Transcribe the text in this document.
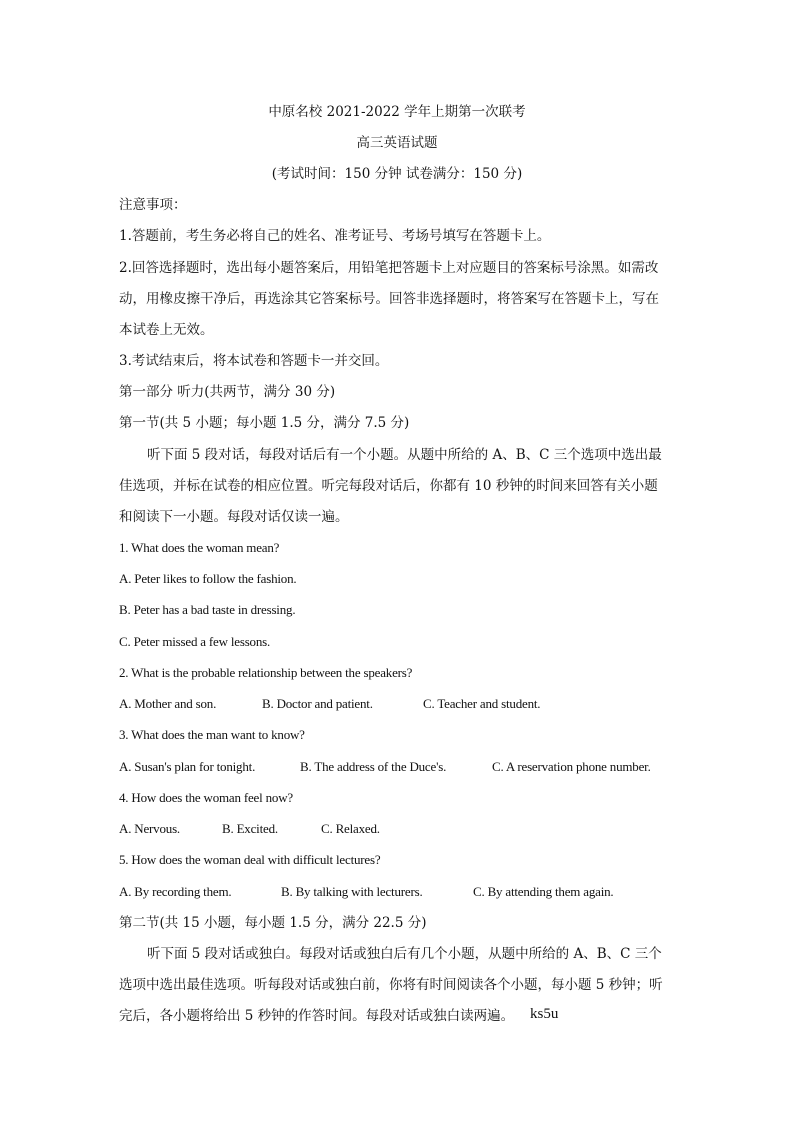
中原名校 2021-2022 学年上期第一次联考
高三英语试题
(考试时间：150 分钟 试卷满分：150 分)
注意事项：
1.答题前，考生务必将自己的姓名、准考证号、考场号填写在答题卡上。
2.回答选择题时，选出每小题答案后，用铅笔把答题卡上对应题目的答案标号涂黑。如需改
动，用橡皮擦干净后，再选涂其它答案标号。回答非选择题时，将答案写在答题卡上，写在
本试卷上无效。
3.考试结束后，将本试卷和答题卡一并交回。
第一部分 听力(共两节，满分 30 分)
第一节(共 5 小题；每小题 1.5 分，满分 7.5 分)
听下面 5 段对话，每段对话后有一个小题。从题中所给的 A、B、C 三个选项中选出最
佳选项，并标在试卷的相应位置。听完每段对话后，你都有 10 秒钟的时间来回答有关小题
和阅读下一小题。每段对话仅读一遍。
1. What does the woman mean?
A. Peter likes to follow the fashion.
B. Peter has a bad taste in dressing.
C. Peter missed a few lessons.
2. What is the probable relationship between the speakers?
A. Mother and son.	B. Doctor and patient.	C. Teacher and student.
3. What does the man want to know?
A. Susan's plan for tonight.	B. The address of the Duce's.	C. A reservation phone number.
4. How does the woman feel now?
A. Nervous.	B. Excited.	C. Relaxed.
5. How does the woman deal with difficult lectures?
A. By recording them.	B. By talking with lecturers.	C. By attending them again.
第二节(共 15 小题，每小题 1.5 分，满分 22.5 分)
听下面 5 段对话或独白。每段对话或独白后有几个小题，从题中所给的 A、B、C 三个
选项中选出最佳选项。听每段对话或独白前，你将有时间阅读各个小题，每小题 5 秒钟；听
完后，各小题将给出 5 秒钟的作答时间。每段对话或独白读两遍。 ks5u
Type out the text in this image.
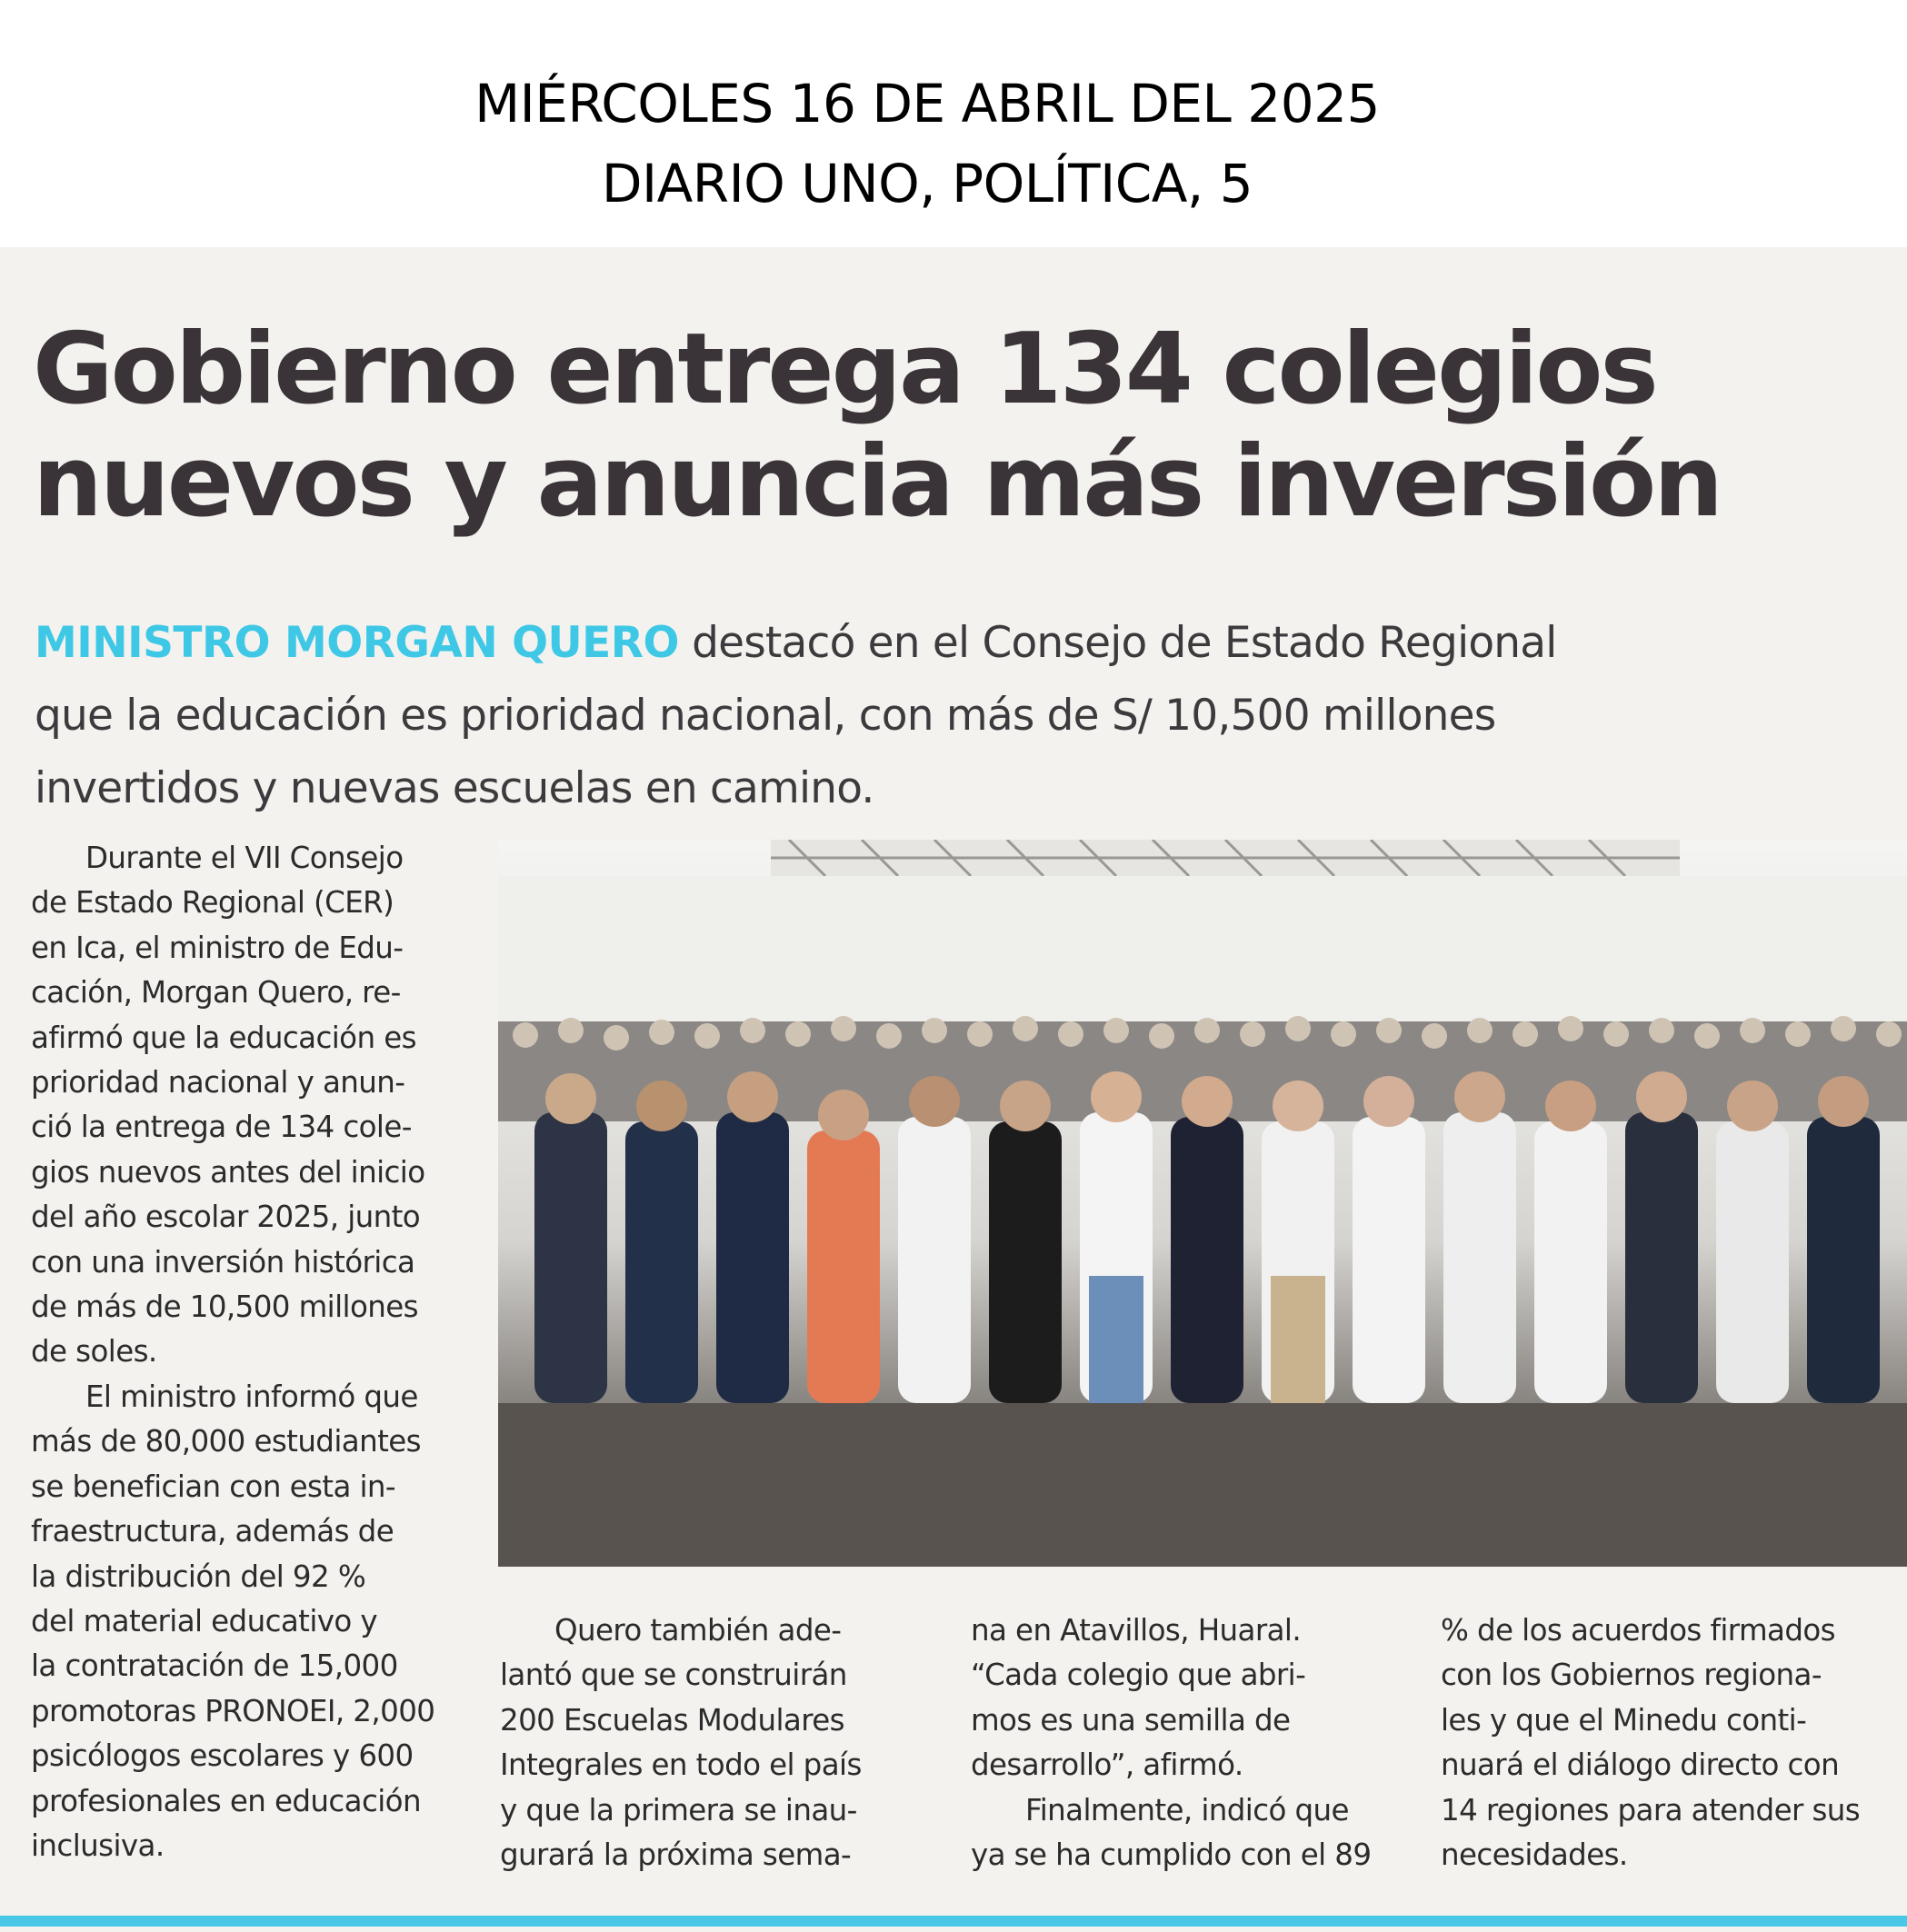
MIÉRCOLES 16 DE ABRIL DEL 2025
DIARIO UNO, POLÍTICA, 5
Gobierno entrega 134 colegios
nuevos y anuncia más inversión
MINISTRO MORGAN QUERO destacó en el Consejo de Estado Regional
que la educación es prioridad nacional, con más de S/ 10,500 millones
invertidos y nuevas escuelas en camino.
Durante el VII Consejo
de Estado Regional (CER)
en Ica, el ministro de Edu-
cación, Morgan Quero, re-
afirmó que la educación es
prioridad nacional y anun-
ció la entrega de 134 cole-
gios nuevos antes del inicio
del año escolar 2025, junto
con una inversión histórica
de más de 10,500 millones
de soles.
El ministro informó que
más de 80,000 estudiantes
se benefician con esta in-
fraestructura, además de
la distribución del 92 %
del material educativo y
la contratación de 15,000
promotoras PRONOEI, 2,000
psicólogos escolares y 600
profesionales en educación
inclusiva.
Quero también ade-
lantó que se construirán
200 Escuelas Modulares
Integrales en todo el país
y que la primera se inau-
gurará la próxima sema-
na en Atavillos, Huaral.
“Cada colegio que abri-
mos es una semilla de
desarrollo”, afirmó.
Finalmente, indicó que
ya se ha cumplido con el 89
% de los acuerdos firmados
con los Gobiernos regiona-
les y que el Minedu conti-
nuará el diálogo directo con
14 regiones para atender sus
necesidades.
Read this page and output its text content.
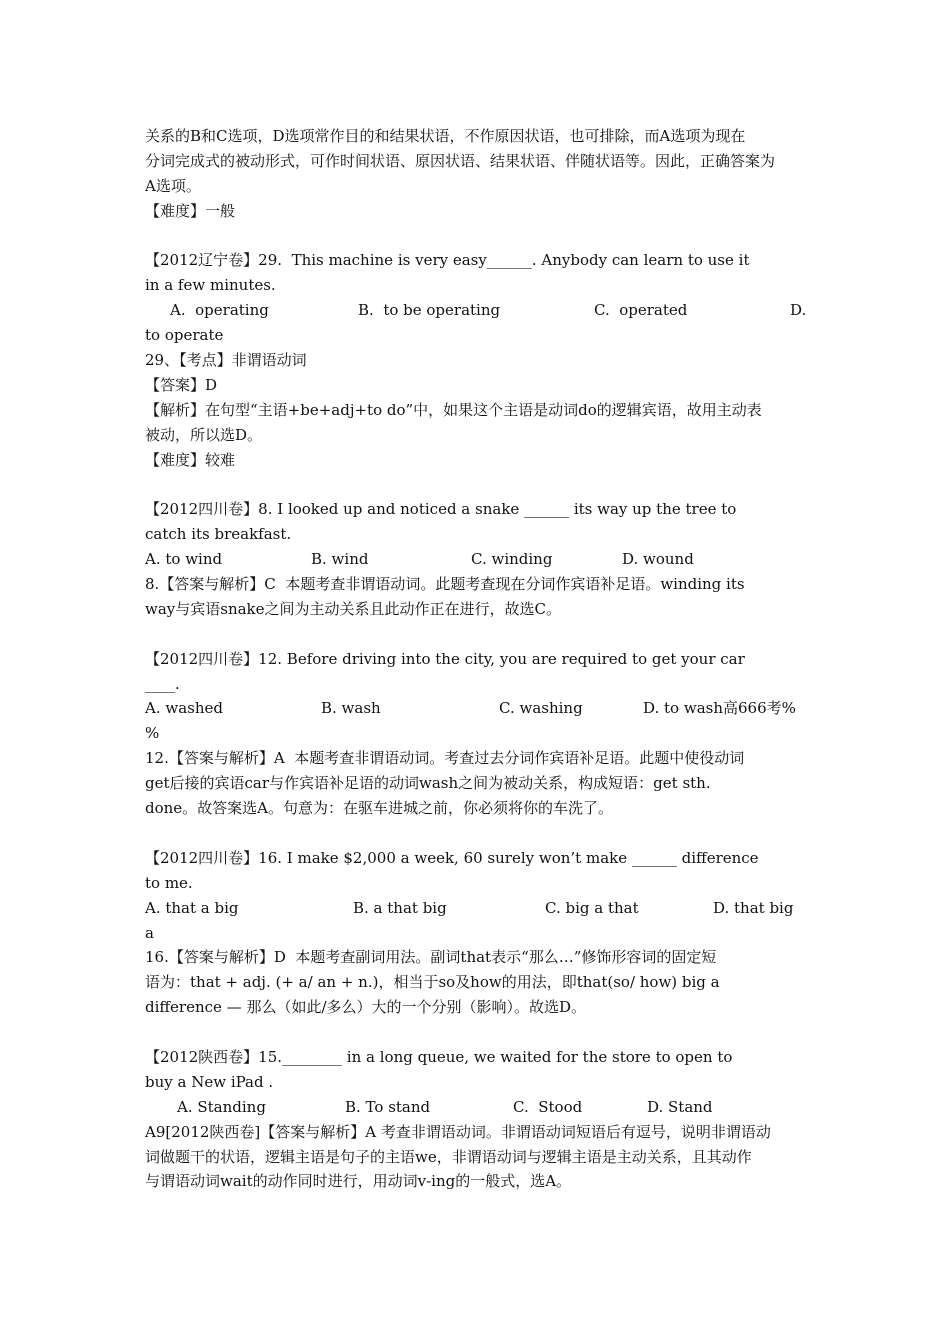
关系的B和C选项，D选项常作目的和结果状语，不作原因状语，也可排除，而A选项为现在
分词完成式的被动形式，可作时间状语、原因状语、结果状语、伴随状语等。因此，正确答案为
A选项。
【难度】一般
【2012辽宁卷】29.  This machine is very easy______. Anybody can learn to use it
in a few minutes.
A.  operating	B.  to be operating	C.  operated	D.
to operate
29、【考点】非谓语动词
【答案】D
【解析】在句型“主语+be+adj+to do”中，如果这个主语是动词do的逻辑宾语，故用主动表
被动，所以选D。
【难度】较难
【2012四川卷】8. I looked up and noticed a snake ______ its way up the tree to
catch its breakfast.
A. to wind	B. wind	C. winding	D. wound
8.【答案与解析】C  本题考查非谓语动词。此题考查现在分词作宾语补足语。winding its
way与宾语snake之间为主动关系且此动作正在进行，故选C。
【2012四川卷】12. Before driving into the city, you are required to get your car
____.
A. washed	B. wash	C. washing	D. to wash高666考%
%
12.【答案与解析】A  本题考查非谓语动词。考查过去分词作宾语补足语。此题中使役动词
get后接的宾语car与作宾语补足语的动词wash之间为被动关系，构成短语：get sth.
done。故答案选A。句意为：在驱车进城之前，你必须将你的车洗了。
【2012四川卷】16. I make $2,000 a week, 60 surely won’t make ______ difference
to me.
A. that a big	B. a that big	C. big a that	D. that big
a
16.【答案与解析】D  本题考查副词用法。副词that表示“那么…”修饰形容词的固定短
语为：that + adj. (+ a/ an + n.)，相当于so及how的用法，即that(so/ how) big a
difference — 那么（如此/多么）大的一个分别（影响）。故选D。
【2012陕西卷】15.________ in a long queue, we waited for the store to open to
buy a New iPad .
A. Standing	B. To stand	C.  Stood	D. Stand
A9[2012陕西卷]【答案与解析】A 考查非谓语动词。非谓语动词短语后有逗号，说明非谓语动
词做题干的状语，逻辑主语是句子的主语we，非谓语动词与逻辑主语是主动关系，且其动作
与谓语动词wait的动作同时进行，用动词v-ing的一般式，选A。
▬▬▬▬▬▬▬▬▬▬
-- WHAT IS BEING ASKED --
Copy out each line in the preceding records that contains "nuevos".

-- EXERCISE OUTPUT --
nuevos y anuncia más inversión
gios nuevos antes del inicio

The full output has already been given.